Go through the entries below and collect each line with the string "仰卧起坐" in it.

__Dataset entries__
----------

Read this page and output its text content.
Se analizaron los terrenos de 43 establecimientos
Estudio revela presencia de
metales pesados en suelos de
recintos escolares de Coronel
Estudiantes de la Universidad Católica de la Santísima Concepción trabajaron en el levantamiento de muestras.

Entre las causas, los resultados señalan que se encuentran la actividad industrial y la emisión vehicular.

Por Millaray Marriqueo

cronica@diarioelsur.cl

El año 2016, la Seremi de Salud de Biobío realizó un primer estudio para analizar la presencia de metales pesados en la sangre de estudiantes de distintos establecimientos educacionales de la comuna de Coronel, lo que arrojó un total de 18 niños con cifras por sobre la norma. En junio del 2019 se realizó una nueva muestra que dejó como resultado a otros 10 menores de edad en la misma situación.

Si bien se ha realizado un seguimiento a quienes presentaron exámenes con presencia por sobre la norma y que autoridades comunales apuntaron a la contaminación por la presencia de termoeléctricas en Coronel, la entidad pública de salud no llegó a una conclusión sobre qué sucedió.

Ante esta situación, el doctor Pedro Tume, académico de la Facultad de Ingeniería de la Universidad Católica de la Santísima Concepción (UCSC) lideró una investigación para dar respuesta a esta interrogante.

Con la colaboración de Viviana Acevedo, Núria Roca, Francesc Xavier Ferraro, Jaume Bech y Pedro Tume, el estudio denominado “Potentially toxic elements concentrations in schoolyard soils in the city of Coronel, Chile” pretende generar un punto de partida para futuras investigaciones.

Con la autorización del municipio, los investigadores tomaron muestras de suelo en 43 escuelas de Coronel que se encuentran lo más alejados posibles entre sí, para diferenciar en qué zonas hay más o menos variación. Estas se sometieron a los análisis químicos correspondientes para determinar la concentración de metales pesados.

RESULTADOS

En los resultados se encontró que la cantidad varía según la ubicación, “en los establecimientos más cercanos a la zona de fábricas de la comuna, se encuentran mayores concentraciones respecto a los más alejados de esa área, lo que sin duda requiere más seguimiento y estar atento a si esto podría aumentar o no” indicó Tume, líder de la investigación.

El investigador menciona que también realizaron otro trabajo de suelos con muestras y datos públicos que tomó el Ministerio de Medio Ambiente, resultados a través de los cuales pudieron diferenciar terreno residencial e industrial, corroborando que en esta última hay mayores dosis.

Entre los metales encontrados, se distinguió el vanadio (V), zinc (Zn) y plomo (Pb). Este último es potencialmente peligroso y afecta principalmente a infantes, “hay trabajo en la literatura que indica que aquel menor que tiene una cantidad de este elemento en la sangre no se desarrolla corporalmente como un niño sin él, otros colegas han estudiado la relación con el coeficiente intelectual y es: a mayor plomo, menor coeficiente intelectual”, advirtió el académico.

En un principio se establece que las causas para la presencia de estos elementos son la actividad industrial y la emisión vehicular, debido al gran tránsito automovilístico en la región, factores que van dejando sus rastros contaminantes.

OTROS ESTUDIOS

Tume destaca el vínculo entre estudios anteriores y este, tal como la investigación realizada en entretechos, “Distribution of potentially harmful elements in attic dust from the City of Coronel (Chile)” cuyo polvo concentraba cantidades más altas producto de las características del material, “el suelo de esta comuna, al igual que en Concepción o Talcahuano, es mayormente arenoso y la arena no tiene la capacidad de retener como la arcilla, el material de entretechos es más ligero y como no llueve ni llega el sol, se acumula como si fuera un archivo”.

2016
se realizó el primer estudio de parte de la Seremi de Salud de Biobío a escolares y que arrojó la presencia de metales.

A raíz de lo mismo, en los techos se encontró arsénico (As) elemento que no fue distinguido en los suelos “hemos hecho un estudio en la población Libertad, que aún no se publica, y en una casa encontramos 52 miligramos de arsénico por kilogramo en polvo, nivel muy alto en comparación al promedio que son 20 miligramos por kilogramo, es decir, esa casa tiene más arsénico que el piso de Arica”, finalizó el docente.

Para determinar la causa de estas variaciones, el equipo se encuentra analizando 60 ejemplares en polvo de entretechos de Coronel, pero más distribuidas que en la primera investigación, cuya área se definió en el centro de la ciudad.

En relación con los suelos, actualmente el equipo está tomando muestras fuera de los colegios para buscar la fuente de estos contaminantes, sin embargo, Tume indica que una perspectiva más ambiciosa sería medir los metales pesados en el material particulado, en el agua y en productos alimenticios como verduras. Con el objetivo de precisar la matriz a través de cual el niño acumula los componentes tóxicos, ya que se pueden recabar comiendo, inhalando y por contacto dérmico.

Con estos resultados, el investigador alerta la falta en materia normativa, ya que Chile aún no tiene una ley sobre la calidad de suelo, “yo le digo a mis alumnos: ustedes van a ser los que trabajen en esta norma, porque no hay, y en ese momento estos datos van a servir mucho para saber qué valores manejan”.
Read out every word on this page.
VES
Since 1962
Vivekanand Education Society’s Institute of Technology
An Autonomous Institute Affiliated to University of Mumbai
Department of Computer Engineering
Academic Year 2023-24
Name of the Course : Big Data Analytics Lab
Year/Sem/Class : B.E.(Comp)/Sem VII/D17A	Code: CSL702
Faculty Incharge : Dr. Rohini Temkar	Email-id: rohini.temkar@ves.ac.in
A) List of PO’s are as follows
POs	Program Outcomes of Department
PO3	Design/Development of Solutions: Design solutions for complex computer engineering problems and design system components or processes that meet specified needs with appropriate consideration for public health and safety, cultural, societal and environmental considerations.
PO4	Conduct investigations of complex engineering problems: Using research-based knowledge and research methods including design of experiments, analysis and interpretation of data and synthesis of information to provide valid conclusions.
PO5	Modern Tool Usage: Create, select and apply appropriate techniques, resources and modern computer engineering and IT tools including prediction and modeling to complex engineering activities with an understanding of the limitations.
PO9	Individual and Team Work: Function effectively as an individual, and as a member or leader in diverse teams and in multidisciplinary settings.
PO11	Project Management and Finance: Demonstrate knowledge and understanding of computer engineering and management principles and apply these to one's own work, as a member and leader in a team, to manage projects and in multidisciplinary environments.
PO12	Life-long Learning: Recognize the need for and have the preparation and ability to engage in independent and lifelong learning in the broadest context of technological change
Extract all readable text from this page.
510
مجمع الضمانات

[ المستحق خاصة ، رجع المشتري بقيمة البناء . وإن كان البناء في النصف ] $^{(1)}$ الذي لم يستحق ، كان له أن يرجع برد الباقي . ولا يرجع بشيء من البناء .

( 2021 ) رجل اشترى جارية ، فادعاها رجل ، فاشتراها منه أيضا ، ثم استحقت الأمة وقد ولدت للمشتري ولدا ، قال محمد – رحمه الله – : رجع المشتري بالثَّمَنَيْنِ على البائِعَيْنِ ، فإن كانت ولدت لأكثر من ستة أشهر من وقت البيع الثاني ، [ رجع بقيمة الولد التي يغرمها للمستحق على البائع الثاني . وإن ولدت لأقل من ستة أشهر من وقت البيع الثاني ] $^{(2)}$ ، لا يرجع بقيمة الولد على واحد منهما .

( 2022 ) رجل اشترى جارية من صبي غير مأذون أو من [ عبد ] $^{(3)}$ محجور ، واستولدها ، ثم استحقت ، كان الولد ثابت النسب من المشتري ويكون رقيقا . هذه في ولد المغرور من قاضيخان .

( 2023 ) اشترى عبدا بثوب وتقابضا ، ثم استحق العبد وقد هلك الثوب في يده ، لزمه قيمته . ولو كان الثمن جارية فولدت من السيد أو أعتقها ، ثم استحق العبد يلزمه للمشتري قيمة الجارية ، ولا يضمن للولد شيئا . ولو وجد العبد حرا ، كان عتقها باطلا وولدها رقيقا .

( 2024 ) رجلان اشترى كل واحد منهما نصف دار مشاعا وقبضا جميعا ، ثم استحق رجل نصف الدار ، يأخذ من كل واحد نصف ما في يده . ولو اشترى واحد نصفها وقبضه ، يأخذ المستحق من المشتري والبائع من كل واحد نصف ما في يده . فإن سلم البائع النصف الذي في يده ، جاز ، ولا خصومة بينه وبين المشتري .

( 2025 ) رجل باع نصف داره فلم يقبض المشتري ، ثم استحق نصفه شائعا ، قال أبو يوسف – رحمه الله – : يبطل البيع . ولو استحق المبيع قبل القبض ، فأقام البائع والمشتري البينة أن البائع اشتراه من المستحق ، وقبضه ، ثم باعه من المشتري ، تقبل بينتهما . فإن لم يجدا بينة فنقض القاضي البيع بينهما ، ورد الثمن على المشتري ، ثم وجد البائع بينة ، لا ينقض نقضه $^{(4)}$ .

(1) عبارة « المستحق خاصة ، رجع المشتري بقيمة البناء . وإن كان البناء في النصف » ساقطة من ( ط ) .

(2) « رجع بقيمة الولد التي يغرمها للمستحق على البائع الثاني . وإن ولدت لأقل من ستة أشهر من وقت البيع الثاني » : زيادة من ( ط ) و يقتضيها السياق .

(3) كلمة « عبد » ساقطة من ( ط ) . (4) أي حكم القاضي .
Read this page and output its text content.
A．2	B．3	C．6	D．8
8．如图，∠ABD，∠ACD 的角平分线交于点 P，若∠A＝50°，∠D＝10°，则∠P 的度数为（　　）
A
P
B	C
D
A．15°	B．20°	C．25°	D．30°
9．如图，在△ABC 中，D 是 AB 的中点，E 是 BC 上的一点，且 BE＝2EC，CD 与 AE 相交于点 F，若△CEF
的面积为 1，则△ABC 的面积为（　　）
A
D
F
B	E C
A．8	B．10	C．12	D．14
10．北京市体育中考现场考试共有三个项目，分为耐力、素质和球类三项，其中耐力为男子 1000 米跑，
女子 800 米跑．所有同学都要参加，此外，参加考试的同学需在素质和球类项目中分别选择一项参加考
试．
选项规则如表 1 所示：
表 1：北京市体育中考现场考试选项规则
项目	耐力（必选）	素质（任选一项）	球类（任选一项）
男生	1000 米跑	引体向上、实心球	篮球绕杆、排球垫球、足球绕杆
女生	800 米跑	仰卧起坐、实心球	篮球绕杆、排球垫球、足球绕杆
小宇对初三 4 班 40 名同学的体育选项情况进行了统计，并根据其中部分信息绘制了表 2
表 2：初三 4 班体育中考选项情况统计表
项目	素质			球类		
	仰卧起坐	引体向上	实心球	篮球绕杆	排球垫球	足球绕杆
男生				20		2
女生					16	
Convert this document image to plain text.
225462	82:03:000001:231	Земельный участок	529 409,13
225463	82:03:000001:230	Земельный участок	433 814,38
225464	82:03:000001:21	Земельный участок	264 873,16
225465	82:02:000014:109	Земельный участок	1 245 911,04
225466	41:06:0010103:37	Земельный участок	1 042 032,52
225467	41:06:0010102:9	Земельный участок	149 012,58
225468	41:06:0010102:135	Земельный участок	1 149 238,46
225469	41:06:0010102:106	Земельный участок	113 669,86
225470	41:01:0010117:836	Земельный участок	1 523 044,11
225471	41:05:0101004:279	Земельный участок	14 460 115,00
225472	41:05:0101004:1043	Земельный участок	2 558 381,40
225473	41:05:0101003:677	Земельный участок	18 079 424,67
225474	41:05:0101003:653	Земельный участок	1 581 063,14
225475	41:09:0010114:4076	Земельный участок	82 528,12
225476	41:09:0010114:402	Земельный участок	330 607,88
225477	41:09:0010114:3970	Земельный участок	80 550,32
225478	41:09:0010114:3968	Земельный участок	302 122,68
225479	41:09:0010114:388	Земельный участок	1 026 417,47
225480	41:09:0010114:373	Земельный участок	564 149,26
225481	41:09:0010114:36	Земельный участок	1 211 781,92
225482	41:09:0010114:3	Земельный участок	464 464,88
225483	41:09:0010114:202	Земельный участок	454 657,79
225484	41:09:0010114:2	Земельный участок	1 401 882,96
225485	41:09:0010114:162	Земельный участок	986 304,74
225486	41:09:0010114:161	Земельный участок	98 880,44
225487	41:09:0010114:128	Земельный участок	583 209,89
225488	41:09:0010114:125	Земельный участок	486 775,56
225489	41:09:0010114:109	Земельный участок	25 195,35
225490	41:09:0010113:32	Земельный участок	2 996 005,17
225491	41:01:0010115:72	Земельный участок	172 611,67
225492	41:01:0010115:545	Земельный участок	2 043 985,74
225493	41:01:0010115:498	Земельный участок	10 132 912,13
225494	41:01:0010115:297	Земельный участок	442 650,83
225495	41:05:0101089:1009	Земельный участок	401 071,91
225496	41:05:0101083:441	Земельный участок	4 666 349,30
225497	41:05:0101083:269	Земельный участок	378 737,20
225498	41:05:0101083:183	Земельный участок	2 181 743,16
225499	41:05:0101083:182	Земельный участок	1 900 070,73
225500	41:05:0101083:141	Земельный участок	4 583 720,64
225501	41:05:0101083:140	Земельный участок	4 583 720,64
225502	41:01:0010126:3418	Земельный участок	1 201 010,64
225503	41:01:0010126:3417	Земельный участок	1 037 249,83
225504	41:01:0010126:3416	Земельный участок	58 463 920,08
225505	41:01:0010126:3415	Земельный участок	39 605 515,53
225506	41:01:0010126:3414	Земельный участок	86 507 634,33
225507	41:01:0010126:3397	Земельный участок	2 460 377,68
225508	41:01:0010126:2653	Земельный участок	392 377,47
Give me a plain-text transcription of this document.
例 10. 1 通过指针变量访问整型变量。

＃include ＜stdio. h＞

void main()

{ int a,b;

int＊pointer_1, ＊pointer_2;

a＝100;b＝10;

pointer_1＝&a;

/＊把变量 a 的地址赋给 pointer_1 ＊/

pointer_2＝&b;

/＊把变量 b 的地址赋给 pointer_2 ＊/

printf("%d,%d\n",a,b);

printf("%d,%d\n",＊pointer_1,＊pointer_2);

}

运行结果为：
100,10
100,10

----------

__TASK RESULT__
女生	800 米跑	仰卧起坐、实心球	篮球绕杆、排球垫球、足球绕杆
	仰卧起坐	引体向上	实心球	篮球绕杆	排球垫球	足球绕杆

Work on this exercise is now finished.